▶ **REGISTROS APRESENTADOS**:
-------------------------

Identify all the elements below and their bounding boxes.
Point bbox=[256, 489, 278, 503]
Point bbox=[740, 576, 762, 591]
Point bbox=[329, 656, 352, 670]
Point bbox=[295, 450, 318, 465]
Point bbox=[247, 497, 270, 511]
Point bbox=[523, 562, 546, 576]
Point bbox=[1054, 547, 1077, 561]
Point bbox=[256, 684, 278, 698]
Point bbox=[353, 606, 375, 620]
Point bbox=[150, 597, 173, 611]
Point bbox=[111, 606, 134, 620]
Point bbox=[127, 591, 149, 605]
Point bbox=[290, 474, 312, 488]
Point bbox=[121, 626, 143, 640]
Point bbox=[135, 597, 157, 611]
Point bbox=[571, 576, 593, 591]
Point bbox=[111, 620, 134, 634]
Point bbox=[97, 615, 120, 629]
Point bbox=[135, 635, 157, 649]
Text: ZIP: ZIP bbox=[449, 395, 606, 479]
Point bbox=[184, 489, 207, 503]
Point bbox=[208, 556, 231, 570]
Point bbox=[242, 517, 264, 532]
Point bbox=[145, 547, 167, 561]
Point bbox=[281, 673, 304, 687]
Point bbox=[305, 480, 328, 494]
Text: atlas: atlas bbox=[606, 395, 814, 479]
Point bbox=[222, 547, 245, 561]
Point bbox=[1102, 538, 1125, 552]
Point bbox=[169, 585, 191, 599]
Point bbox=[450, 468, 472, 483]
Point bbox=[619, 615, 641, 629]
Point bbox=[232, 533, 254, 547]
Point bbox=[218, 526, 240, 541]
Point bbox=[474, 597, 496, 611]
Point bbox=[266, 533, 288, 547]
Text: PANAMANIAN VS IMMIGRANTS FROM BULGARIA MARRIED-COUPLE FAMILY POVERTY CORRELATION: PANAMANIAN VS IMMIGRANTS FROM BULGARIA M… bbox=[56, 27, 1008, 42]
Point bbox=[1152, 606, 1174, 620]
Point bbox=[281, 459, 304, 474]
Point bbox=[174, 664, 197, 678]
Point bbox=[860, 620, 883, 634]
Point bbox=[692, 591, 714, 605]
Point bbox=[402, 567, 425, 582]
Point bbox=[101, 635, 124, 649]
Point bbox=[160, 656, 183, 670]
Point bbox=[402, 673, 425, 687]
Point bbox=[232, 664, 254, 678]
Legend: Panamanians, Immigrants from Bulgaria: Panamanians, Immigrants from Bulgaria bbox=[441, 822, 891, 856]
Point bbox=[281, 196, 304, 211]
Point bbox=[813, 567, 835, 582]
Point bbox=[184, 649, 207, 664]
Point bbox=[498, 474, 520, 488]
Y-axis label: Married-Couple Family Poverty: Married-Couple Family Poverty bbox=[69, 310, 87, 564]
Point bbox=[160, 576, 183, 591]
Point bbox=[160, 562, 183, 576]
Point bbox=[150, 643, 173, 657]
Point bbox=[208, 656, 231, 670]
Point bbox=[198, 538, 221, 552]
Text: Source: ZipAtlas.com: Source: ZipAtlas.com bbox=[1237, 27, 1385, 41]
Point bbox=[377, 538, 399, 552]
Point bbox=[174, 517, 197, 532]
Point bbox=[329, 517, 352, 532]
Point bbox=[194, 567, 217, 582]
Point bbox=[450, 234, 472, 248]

-------------------------

▶ **TAREFA**: Por favor, devolva todas as linhas dos registros acima, sem nenhuma alteração.

▶ **RESOLUÇÃO COMENTADA**:
Identify all the elements below and their bounding boxes.
Point bbox=[256, 489, 278, 503]
Point bbox=[740, 576, 762, 591]
Point bbox=[329, 656, 352, 670]
Point bbox=[295, 450, 318, 465]
Point bbox=[247, 497, 270, 511]
Point bbox=[523, 562, 546, 576]
Point bbox=[1054, 547, 1077, 561]
Point bbox=[256, 684, 278, 698]
Point bbox=[353, 606, 375, 620]
Point bbox=[150, 597, 173, 611]
Point bbox=[111, 606, 134, 620]
Point bbox=[127, 591, 149, 605]
Point bbox=[290, 474, 312, 488]
Point bbox=[121, 626, 143, 640]
Point bbox=[135, 597, 157, 611]
Point bbox=[571, 576, 593, 591]
Point bbox=[111, 620, 134, 634]
Point bbox=[97, 615, 120, 629]
Point bbox=[135, 635, 157, 649]
Text: ZIP: ZIP bbox=[449, 395, 606, 479]
Point bbox=[184, 489, 207, 503]
Point bbox=[208, 556, 231, 570]
Point bbox=[242, 517, 264, 532]
Point bbox=[145, 547, 167, 561]
Point bbox=[281, 673, 304, 687]
Point bbox=[305, 480, 328, 494]
Text: atlas: atlas bbox=[606, 395, 814, 479]
Point bbox=[222, 547, 245, 561]
Point bbox=[1102, 538, 1125, 552]
Point bbox=[169, 585, 191, 599]
Point bbox=[450, 468, 472, 483]
Point bbox=[619, 615, 641, 629]
Point bbox=[232, 533, 254, 547]
Point bbox=[218, 526, 240, 541]
Point bbox=[474, 597, 496, 611]
Point bbox=[266, 533, 288, 547]
Text: PANAMANIAN VS IMMIGRANTS FROM BULGARIA MARRIED-COUPLE FAMILY POVERTY CORRELATION: PANAMANIAN VS IMMIGRANTS FROM BULGARIA M… bbox=[56, 27, 1008, 42]
Point bbox=[1152, 606, 1174, 620]
Point bbox=[281, 459, 304, 474]
Point bbox=[174, 664, 197, 678]
Point bbox=[860, 620, 883, 634]
Point bbox=[692, 591, 714, 605]
Point bbox=[402, 567, 425, 582]
Point bbox=[101, 635, 124, 649]
Point bbox=[160, 656, 183, 670]
Point bbox=[402, 673, 425, 687]
Point bbox=[232, 664, 254, 678]
Legend: Panamanians, Immigrants from Bulgaria: Panamanians, Immigrants from Bulgaria bbox=[441, 822, 891, 856]
Point bbox=[281, 196, 304, 211]
Point bbox=[813, 567, 835, 582]
Point bbox=[184, 649, 207, 664]
Point bbox=[498, 474, 520, 488]
Y-axis label: Married-Couple Family Poverty: Married-Couple Family Poverty bbox=[69, 310, 87, 564]
Point bbox=[160, 576, 183, 591]
Point bbox=[160, 562, 183, 576]
Point bbox=[150, 643, 173, 657]
Point bbox=[208, 656, 231, 670]
Point bbox=[198, 538, 221, 552]
Text: Source: ZipAtlas.com: Source: ZipAtlas.com bbox=[1237, 27, 1385, 41]
Point bbox=[377, 538, 399, 552]
Point bbox=[174, 517, 197, 532]
Point bbox=[329, 517, 352, 532]
Point bbox=[194, 567, 217, 582]
Point bbox=[450, 234, 472, 248]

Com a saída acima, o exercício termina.